§ **Task goal**
Work out how many lines hold the string "serverless". The answer is a single number, nothing more.

-- Start of Materials provided --

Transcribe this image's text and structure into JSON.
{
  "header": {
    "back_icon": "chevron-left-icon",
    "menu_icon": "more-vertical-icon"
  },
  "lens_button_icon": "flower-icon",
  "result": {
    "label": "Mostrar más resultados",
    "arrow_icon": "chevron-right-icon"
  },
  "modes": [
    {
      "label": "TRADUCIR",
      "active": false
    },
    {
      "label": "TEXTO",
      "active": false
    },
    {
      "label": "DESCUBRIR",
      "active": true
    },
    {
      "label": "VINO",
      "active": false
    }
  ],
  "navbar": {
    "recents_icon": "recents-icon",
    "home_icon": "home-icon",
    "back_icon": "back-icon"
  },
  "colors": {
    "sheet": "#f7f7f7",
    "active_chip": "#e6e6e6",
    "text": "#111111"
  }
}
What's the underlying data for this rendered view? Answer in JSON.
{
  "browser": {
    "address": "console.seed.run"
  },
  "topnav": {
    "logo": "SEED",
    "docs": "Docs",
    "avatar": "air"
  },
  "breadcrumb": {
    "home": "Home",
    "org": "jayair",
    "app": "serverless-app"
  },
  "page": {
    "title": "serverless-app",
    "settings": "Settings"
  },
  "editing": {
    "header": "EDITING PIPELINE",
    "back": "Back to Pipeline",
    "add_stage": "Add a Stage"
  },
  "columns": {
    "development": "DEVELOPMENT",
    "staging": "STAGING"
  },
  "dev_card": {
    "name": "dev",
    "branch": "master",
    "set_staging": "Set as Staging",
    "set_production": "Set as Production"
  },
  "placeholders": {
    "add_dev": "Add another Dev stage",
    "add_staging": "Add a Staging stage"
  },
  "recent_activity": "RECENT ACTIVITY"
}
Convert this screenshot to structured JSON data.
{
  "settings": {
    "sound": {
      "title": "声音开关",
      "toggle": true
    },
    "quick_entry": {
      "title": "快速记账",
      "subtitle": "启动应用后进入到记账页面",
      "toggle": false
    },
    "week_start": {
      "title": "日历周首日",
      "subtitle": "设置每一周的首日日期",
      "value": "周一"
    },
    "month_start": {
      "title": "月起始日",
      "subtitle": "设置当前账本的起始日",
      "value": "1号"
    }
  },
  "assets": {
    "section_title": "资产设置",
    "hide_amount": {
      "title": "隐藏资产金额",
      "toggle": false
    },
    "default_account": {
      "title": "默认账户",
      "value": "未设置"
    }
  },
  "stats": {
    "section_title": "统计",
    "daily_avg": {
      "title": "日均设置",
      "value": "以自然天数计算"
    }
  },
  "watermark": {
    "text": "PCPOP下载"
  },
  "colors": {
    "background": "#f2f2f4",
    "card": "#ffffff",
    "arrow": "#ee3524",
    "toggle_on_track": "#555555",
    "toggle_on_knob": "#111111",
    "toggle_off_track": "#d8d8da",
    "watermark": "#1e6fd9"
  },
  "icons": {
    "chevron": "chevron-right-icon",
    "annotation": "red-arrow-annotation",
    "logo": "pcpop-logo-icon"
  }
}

-- End of Materials provided --

§ **Task solution**
2